Exercise instructions ::
Copy out all lines that carry the word "Kocka".

Working data ::

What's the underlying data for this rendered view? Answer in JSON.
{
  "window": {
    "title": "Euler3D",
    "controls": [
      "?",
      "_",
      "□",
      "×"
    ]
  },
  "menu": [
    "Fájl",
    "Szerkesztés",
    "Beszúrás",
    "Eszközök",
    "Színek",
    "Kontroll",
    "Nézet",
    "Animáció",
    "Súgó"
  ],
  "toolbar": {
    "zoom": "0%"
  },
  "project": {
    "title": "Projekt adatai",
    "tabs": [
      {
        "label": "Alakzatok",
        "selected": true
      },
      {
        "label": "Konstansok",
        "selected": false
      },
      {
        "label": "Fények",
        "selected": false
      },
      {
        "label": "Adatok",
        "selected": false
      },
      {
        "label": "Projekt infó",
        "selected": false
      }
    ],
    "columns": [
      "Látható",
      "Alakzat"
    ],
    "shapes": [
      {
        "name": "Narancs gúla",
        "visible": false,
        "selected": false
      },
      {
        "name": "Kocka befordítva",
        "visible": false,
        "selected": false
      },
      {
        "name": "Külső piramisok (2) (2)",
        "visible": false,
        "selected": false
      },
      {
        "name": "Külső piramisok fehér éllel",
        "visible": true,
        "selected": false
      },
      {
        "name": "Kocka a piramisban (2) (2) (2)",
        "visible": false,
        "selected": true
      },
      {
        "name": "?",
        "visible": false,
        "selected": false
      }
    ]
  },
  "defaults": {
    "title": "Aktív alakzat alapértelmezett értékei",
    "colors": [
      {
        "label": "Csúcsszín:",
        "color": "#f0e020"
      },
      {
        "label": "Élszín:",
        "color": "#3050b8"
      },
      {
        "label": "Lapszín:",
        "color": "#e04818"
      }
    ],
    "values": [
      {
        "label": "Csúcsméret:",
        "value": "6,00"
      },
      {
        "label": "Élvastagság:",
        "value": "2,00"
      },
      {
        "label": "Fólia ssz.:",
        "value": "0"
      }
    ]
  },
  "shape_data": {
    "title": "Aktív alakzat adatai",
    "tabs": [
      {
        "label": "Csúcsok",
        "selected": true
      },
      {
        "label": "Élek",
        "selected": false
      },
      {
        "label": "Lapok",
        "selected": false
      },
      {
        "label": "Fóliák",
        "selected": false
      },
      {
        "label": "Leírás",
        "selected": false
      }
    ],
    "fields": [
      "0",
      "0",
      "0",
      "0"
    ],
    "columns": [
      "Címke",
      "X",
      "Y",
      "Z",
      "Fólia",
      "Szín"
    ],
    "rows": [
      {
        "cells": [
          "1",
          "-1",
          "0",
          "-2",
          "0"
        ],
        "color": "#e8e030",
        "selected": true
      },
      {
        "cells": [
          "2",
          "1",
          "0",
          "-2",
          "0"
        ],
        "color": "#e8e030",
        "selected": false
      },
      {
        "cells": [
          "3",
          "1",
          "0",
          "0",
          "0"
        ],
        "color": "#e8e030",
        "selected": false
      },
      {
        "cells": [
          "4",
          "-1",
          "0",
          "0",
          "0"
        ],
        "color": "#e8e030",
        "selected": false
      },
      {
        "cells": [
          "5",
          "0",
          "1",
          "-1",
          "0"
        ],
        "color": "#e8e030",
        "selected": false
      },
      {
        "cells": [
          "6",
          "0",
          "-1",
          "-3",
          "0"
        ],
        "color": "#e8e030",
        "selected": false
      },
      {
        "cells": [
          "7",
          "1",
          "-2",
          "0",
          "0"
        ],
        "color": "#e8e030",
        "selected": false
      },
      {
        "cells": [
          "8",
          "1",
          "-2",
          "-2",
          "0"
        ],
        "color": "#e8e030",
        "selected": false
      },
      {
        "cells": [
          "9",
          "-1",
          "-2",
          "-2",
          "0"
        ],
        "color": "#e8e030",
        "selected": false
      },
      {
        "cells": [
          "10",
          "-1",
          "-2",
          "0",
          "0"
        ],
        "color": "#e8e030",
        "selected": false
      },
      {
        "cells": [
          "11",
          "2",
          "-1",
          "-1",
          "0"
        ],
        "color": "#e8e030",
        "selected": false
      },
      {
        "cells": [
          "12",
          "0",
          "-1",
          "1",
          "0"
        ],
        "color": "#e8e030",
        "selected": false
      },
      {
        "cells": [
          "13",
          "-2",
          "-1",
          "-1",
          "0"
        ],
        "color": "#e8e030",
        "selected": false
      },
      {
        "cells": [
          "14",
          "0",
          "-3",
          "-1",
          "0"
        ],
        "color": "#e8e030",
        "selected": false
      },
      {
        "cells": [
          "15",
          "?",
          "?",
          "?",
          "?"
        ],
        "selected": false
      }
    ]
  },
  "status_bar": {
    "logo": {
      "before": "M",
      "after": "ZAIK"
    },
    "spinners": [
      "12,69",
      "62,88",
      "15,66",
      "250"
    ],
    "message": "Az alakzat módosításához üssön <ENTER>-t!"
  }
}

Answer for the task ::
        "name": "Kocka befordítva",
        "name": "Kocka a piramisban (2) (2) (2)",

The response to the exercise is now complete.